- Tasks to carry out
1. Repeat the portion of the Athena driver patch that begins at the words "From f0bbee98aa5c85d5f8f71b89cd5f4050ad5d87c1 Mon" and stops after the words "insertions(+), 12 deletions(-)".
2. Continue the Athena driver patch from its last line shown.
begin Passage to read
From f0bbee98aa5c85d5f8f71b89cd5f4050ad5d87c1 Mon Sep 17 00:00:00 2001
From: Egor Ryashin <egor.ryashin@rilldata.com>
Date: Tue, 12 Sep 2023 20:44:29 +0300
Subject: [PATCH 19/40] athena-driver review

---
 runtime/drivers/athena/athena.go | 41 ++++++++++++++++++++++----------
 1 file changed, 29 insertions(+), 12 deletions(-)

diff --git a/runtime/drivers/athena/athena.go b/runtime/drivers/athena/athena.go
index 30ac103255c..59059dd8a8c 100644
--- a/runtime/drivers/athena/athena.go
+++ b/runtime/drivers/athena/athena.go
@@ -222,13 +222,30 @@ func cleanPath(ctx context.Context, cfg aws.Config, bucketName, prefix string) e
 	return err
 }
 
+type janitorIterator struct {
+	drivers.FileIterator
+	ctx        context.Context
+	cfg        aws.Config
+	bucketName string
+	unloadPath string
+}
+
+func (ci janitorIterator) Close() error {
+	err := ci.FileIterator.Close()
end Passage to read
begin Data
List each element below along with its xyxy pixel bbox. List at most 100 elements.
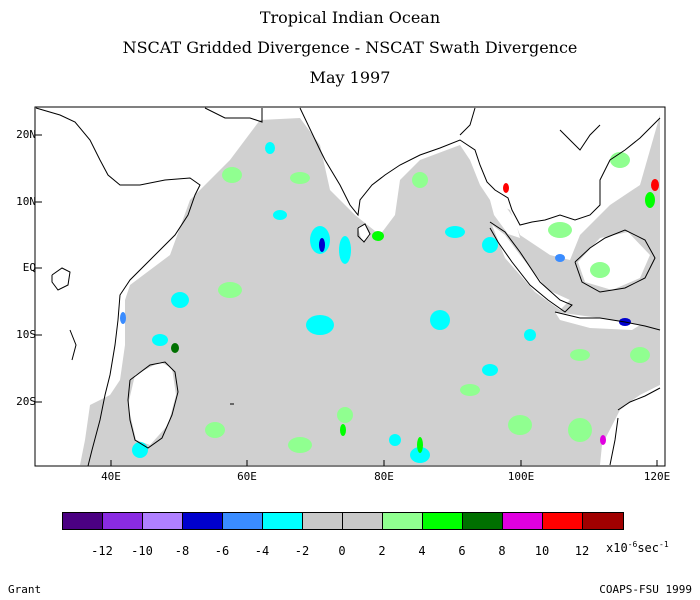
colorbar-tick-label: -12 (91, 544, 113, 558)
cyan-patch (430, 310, 450, 330)
sumatra-land (492, 225, 570, 310)
cyan-patch (410, 447, 430, 463)
green-patch (340, 424, 346, 436)
dark-green-patch (171, 343, 179, 353)
colorbar-tick-label: 12 (574, 544, 590, 558)
light-green-patch (205, 422, 225, 438)
ocean-field (80, 115, 660, 465)
coastlines (35, 107, 661, 467)
units-exp2: -1 (659, 540, 669, 549)
units-exp1: -6 (627, 540, 638, 549)
colorbar-swatch (263, 513, 303, 529)
units-prefix: x10 (606, 541, 628, 555)
colorbar-swatch (423, 513, 463, 529)
light-green-patch (222, 167, 242, 183)
title-line-3: May 1997 (309, 68, 391, 87)
colorbar-tick-label: 2 (378, 544, 386, 558)
light-green-patch (218, 282, 242, 298)
green-patch (372, 231, 384, 241)
malay-peninsula-land (490, 198, 520, 238)
colorbar-swatch (103, 513, 143, 529)
colorbar-tick-label: -10 (131, 544, 153, 558)
axis-ticks (35, 134, 658, 466)
light-green-patch (590, 262, 610, 278)
light-green-patch (548, 222, 572, 238)
light-green-patch (337, 407, 353, 423)
units-mid: sec (637, 541, 660, 555)
cyan-patch (482, 237, 498, 253)
colorbar-swatch (303, 513, 343, 529)
colorbar-tick-label: -6 (214, 544, 230, 558)
java-land (555, 312, 640, 330)
anomaly-patches (120, 142, 659, 463)
title-line-2: NSCAT Gridded Divergence - NSCAT Swath D… (122, 38, 578, 57)
madagascar-land (128, 362, 176, 445)
colorbar (62, 512, 624, 530)
colorbar-swatch (223, 513, 263, 529)
cyan-patch (171, 292, 189, 308)
blue-patch (120, 312, 126, 324)
y-label-eq: EQ (22, 261, 36, 274)
x-label-80e: 80E (374, 470, 394, 483)
light-green-patch (508, 415, 532, 435)
x-label-100e: 100E (507, 470, 535, 483)
x-label-40e: 40E (101, 470, 121, 483)
light-green-patch (460, 384, 480, 396)
light-green-patch (412, 172, 428, 188)
colorbar-swatch (343, 513, 383, 529)
cyan-patch (152, 334, 168, 346)
colorbar-tick-label: -4 (254, 544, 270, 558)
colorbar-swatch (63, 513, 103, 529)
x-label-60e: 60E (237, 470, 257, 483)
blue-patch (319, 238, 325, 252)
colorbar-tick-label: -8 (174, 544, 190, 558)
cyan-patch (265, 142, 275, 154)
y-label-20n: 20N (16, 128, 36, 141)
colorbar-tick-label: 6 (458, 544, 466, 558)
x-label-120e: 120E (643, 470, 671, 483)
green-patch (645, 192, 655, 208)
credit-label: COAPS-FSU 1999 (599, 583, 692, 596)
cyan-patch (445, 226, 465, 238)
colorbar-tick-label: -2 (294, 544, 310, 558)
cyan-patch (273, 210, 287, 220)
colorbar-swatch (503, 513, 543, 529)
author-label: Grant (8, 583, 42, 596)
y-label-10s: 10S (16, 328, 36, 341)
plot-frame (34, 106, 666, 467)
light-green-patch (568, 418, 592, 442)
y-label-20s: 20S (16, 395, 36, 408)
colorbar-tick-label: 10 (534, 544, 550, 558)
colorbar-swatch (543, 513, 583, 529)
colorbar-swatch (143, 513, 183, 529)
light-green-patch (570, 349, 590, 361)
australia-land (600, 385, 660, 465)
green-patch (417, 437, 423, 453)
red-patch (503, 183, 509, 193)
colorbar-swatch (583, 513, 623, 529)
cyan-patch (389, 434, 401, 446)
blue-patch (555, 254, 565, 262)
colorbar-tick-label: 8 (498, 544, 506, 558)
land-masks (128, 198, 660, 465)
colorbar-swatch (383, 513, 423, 529)
magenta-patch (600, 435, 606, 445)
light-green-patch (290, 172, 310, 184)
colorbar-tick-label: 4 (418, 544, 426, 558)
title-line-1: Tropical Indian Ocean (259, 8, 441, 27)
cyan-patch (524, 329, 536, 341)
light-green-patch (288, 437, 312, 453)
cyan-patch (482, 364, 498, 376)
units-label: x10-6sec-1 (606, 540, 669, 555)
cyan-patch (132, 442, 148, 458)
red-patch (651, 179, 659, 191)
colorbar-swatch (463, 513, 503, 529)
y-label-10n: 10N (16, 195, 36, 208)
cyan-patch (306, 315, 334, 335)
cyan-patch (339, 236, 351, 264)
light-green-patch (610, 152, 630, 168)
colorbar-swatch (183, 513, 223, 529)
light-green-patch (630, 347, 650, 363)
colorbar-tick-label: 0 (338, 544, 346, 558)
end Data
- Task-by-task results
1.
From f0bbee98aa5c85d5f8f71b89cd5f4050ad5d87c1 Mon Sep 17 00:00:00 2001
From: Egor Ryashin <egor.ryashin@rilldata.com>
Date: Tue, 12 Sep 2023 20:44:29 +0300
Subject: [PATCH 19/40] athena-driver review

---
 runtime/drivers/athena/athena.go | 41 ++++++++++++++++++++++----------
 1 file changed, 29 insertions(+), 12 deletions(-)

2.
+	if err != nil {
+		return err
+	}
+
+	return cleanPath(ci.ctx, ci.cfg, ci.bucketName, ci.unloadPath)
+}
+
 func (c *Connection) DownloadFiles(ctx context.Context, source *drivers.BucketSource) (drivers.FileIterator, error) {
 	conf, err := parseSourceProperties(source.Properties)
 	if err != nil {
 		return nil, fmt.Errorf("failed to parse config: %w", err)
 	}
 
-	cfg, err := c.Cfg(ctx)
+	cfg, err := c.newCfg(ctx)
 	if err != nil {
 		return nil, err
 	}
@@ -255,15 +272,16 @@ func (c *Connection) DownloadFiles(ctx context.Context, source *drivers.BucketSo
 		return nil, errors.Join(fmt.Errorf("cannot download parquet output %q %w", opts.GlobPattern, err), cleanPath(ctx, cfg, bucketName, unloadPath))
 	}
 
-	err = cleanPath(ctx, cfg, bucketName, unloadPath)
-	if err != nil {
-		return nil, fmt.Errorf("failed to clean path: %w", err)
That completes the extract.